**Exercise directions:** Transcribe the material word for word, but without the images.

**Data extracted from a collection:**
|---|

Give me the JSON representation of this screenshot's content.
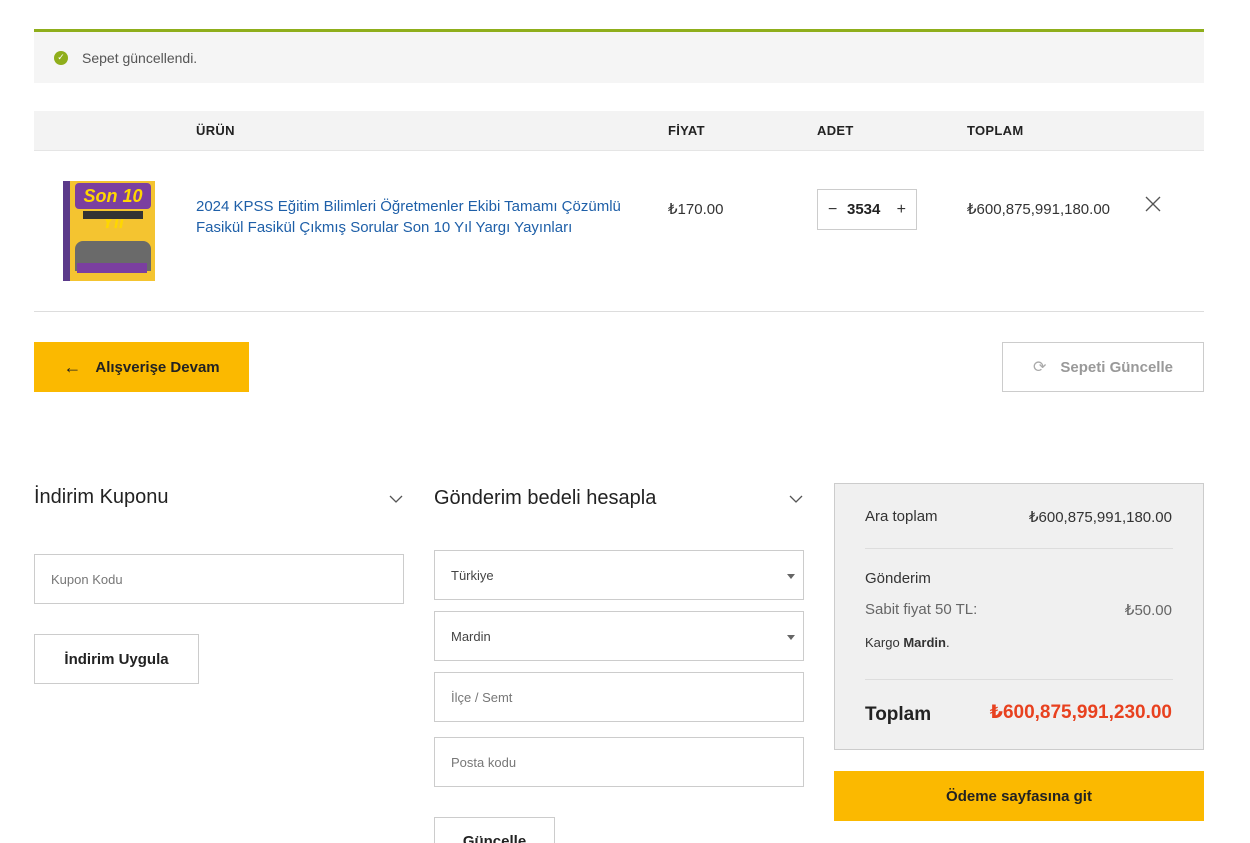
{
  "notice": {
    "message": "Sepet güncellendi."
  },
  "cart_table": {
    "headers": {
      "product": "ÜRÜN",
      "price": "FİYAT",
      "quantity": "ADET",
      "total": "TOPLAM"
    },
    "items": [
      {
        "name": "2024 KPSS Eğitim Bilimleri Öğretmenler Ekibi Tamamı Çözümlü Fasikül Fasikül Çıkmış Sorular Son 10 Yıl Yargı Yayınları",
        "price": "₺170.00",
        "quantity": "3534",
        "total": "₺600,875,991,180.00",
        "thumb_text": "Son 10 Yıl"
      }
    ],
    "qty_minus": "−",
    "qty_plus": "+"
  },
  "actions": {
    "continue_label": "Alışverişe Devam",
    "update_cart_label": "Sepeti Güncelle"
  },
  "coupon": {
    "title": "İndirim Kuponu",
    "placeholder": "Kupon Kodu",
    "apply_label": "İndirim Uygula"
  },
  "shipping_calc": {
    "title": "Gönderim bedeli hesapla",
    "country": "Türkiye",
    "city": "Mardin",
    "district_placeholder": "İlçe / Semt",
    "postcode_placeholder": "Posta kodu",
    "update_label": "Güncelle"
  },
  "totals": {
    "subtotal_label": "Ara toplam",
    "subtotal_value": "₺600,875,991,180.00",
    "shipping_label": "Gönderim",
    "flat_rate_label": "Sabit fiyat 50 TL:",
    "flat_rate_value": "₺50.00",
    "cargo_prefix": "Kargo",
    "cargo_city": "Mardin",
    "cargo_suffix": ".",
    "grand_label": "Toplam",
    "grand_value": "₺600,875,991,230.00"
  },
  "checkout": {
    "label": "Ödeme sayfasına git"
  },
  "colors": {
    "accent": "#fbb900",
    "success": "#8fae1b",
    "link": "#1e5fa8",
    "grand_total": "#e8411f"
  }
}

|---|

**Reply:**
Give me the JSON representation of this screenshot's content.
{
  "notice": {
    "message": "Sepet güncellendi."
  },
  "cart_table": {
    "headers": {
      "product": "ÜRÜN",
      "price": "FİYAT",
      "quantity": "ADET",
      "total": "TOPLAM"
    },
    "items": [
      {
        "name": "2024 KPSS Eğitim Bilimleri Öğretmenler Ekibi Tamamı Çözümlü Fasikül Fasikül Çıkmış Sorular Son 10 Yıl Yargı Yayınları",
        "price": "₺170.00",
        "quantity": "3534",
        "total": "₺600,875,991,180.00",
        "thumb_text": "Son 10 Yıl"
      }
    ],
    "qty_minus": "−",
    "qty_plus": "+"
  },
  "actions": {
    "continue_label": "Alışverişe Devam",
    "update_cart_label": "Sepeti Güncelle"
  },
  "coupon": {
    "title": "İndirim Kuponu",
    "placeholder": "Kupon Kodu",
    "apply_label": "İndirim Uygula"
  },
  "shipping_calc": {
    "title": "Gönderim bedeli hesapla",
    "country": "Türkiye",
    "city": "Mardin",
    "district_placeholder": "İlçe / Semt",
    "postcode_placeholder": "Posta kodu",
    "update_label": "Güncelle"
  },
  "totals": {
    "subtotal_label": "Ara toplam",
    "subtotal_value": "₺600,875,991,180.00",
    "shipping_label": "Gönderim",
    "flat_rate_label": "Sabit fiyat 50 TL:",
    "flat_rate_value": "₺50.00",
    "cargo_prefix": "Kargo",
    "cargo_city": "Mardin",
    "cargo_suffix": ".",
    "grand_label": "Toplam",
    "grand_value": "₺600,875,991,230.00"
  },
  "checkout": {
    "label": "Ödeme sayfasına git"
  },
  "colors": {
    "accent": "#fbb900",
    "success": "#8fae1b",
    "link": "#1e5fa8",
    "grand_total": "#e8411f"
  }
}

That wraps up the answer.